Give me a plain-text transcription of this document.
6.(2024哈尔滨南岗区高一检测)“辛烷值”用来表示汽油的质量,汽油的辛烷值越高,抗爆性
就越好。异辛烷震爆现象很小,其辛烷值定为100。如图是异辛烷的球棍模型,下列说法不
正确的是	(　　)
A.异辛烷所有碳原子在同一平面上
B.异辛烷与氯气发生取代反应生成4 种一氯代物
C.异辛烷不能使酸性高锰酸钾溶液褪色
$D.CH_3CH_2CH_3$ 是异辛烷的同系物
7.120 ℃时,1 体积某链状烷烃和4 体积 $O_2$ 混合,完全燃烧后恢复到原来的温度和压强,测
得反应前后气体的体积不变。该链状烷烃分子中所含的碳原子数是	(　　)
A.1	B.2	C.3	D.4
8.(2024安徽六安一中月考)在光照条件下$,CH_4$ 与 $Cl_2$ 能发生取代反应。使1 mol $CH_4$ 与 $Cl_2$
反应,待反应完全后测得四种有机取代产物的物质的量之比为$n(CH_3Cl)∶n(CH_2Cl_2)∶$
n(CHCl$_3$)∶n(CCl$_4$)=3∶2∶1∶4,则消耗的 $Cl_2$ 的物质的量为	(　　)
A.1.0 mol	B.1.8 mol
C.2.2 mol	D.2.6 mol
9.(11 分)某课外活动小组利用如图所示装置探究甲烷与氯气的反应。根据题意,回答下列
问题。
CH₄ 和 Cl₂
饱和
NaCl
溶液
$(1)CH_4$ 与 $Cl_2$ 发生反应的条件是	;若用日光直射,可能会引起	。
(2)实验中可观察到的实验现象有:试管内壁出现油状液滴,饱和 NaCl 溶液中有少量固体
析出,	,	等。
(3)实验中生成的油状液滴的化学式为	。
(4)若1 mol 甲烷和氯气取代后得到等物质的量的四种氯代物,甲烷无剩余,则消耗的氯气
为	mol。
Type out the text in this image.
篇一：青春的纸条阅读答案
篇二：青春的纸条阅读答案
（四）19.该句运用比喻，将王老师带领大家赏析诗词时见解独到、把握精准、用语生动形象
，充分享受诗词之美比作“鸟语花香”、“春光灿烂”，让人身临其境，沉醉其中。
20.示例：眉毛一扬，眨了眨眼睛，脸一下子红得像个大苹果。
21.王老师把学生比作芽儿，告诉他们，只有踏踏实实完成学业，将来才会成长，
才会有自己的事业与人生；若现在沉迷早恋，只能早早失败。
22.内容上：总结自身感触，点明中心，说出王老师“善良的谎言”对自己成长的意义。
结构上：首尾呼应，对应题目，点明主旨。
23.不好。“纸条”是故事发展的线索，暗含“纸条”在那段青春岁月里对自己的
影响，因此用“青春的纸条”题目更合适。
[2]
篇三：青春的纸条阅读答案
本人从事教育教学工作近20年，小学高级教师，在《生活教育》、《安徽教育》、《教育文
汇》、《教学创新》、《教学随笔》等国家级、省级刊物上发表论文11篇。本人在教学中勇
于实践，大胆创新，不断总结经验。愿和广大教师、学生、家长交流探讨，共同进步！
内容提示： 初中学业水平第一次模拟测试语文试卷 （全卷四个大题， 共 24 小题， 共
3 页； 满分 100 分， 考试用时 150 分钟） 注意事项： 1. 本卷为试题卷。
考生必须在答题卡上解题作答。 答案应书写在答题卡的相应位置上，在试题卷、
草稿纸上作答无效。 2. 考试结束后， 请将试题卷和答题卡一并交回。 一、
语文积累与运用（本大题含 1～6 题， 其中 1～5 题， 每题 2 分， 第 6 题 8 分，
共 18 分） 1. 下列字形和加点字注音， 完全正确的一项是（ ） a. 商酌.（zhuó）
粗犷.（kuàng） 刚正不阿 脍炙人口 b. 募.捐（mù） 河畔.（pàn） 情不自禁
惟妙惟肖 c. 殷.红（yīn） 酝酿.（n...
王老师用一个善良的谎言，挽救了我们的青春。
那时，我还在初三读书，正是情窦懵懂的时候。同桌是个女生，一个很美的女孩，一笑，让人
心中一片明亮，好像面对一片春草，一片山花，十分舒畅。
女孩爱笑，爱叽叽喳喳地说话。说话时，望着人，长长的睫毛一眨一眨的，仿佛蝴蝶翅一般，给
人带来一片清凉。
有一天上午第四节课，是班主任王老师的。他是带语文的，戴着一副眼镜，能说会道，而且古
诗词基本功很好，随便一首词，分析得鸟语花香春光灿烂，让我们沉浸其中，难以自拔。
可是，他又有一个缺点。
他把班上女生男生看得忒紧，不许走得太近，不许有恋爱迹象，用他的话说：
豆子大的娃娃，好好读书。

------

» Short exercise: Take the line that contains "Type out the text in this image." and every line after it through the end of the listing above, and repeat them exactly.

» Task response:
Type out the text in this image.
篇一：青春的纸条阅读答案
篇二：青春的纸条阅读答案
（四）19.该句运用比喻，将王老师带领大家赏析诗词时见解独到、把握精准、用语生动形象
，充分享受诗词之美比作“鸟语花香”、“春光灿烂”，让人身临其境，沉醉其中。
20.示例：眉毛一扬，眨了眨眼睛，脸一下子红得像个大苹果。
21.王老师把学生比作芽儿，告诉他们，只有踏踏实实完成学业，将来才会成长，
才会有自己的事业与人生；若现在沉迷早恋，只能早早失败。
22.内容上：总结自身感触，点明中心，说出王老师“善良的谎言”对自己成长的意义。
结构上：首尾呼应，对应题目，点明主旨。
23.不好。“纸条”是故事发展的线索，暗含“纸条”在那段青春岁月里对自己的
影响，因此用“青春的纸条”题目更合适。
[2]
篇三：青春的纸条阅读答案
本人从事教育教学工作近20年，小学高级教师，在《生活教育》、《安徽教育》、《教育文
汇》、《教学创新》、《教学随笔》等国家级、省级刊物上发表论文11篇。本人在教学中勇
于实践，大胆创新，不断总结经验。愿和广大教师、学生、家长交流探讨，共同进步！
内容提示： 初中学业水平第一次模拟测试语文试卷 （全卷四个大题， 共 24 小题， 共
3 页； 满分 100 分， 考试用时 150 分钟） 注意事项： 1. 本卷为试题卷。
考生必须在答题卡上解题作答。 答案应书写在答题卡的相应位置上，在试题卷、
草稿纸上作答无效。 2. 考试结束后， 请将试题卷和答题卡一并交回。 一、
语文积累与运用（本大题含 1～6 题， 其中 1～5 题， 每题 2 分， 第 6 题 8 分，
共 18 分） 1. 下列字形和加点字注音， 完全正确的一项是（ ） a. 商酌.（zhuó）
粗犷.（kuàng） 刚正不阿 脍炙人口 b. 募.捐（mù） 河畔.（pàn） 情不自禁
惟妙惟肖 c. 殷.红（yīn） 酝酿.（n...
王老师用一个善良的谎言，挽救了我们的青春。
那时，我还在初三读书，正是情窦懵懂的时候。同桌是个女生，一个很美的女孩，一笑，让人
心中一片明亮，好像面对一片春草，一片山花，十分舒畅。
女孩爱笑，爱叽叽喳喳地说话。说话时，望着人，长长的睫毛一眨一眨的，仿佛蝴蝶翅一般，给
人带来一片清凉。
有一天上午第四节课，是班主任王老师的。他是带语文的，戴着一副眼镜，能说会道，而且古
诗词基本功很好，随便一首词，分析得鸟语花香春光灿烂，让我们沉浸其中，难以自拔。
可是，他又有一个缺点。
他把班上女生男生看得忒紧，不许走得太近，不许有恋爱迹象，用他的话说：
豆子大的娃娃，好好读书。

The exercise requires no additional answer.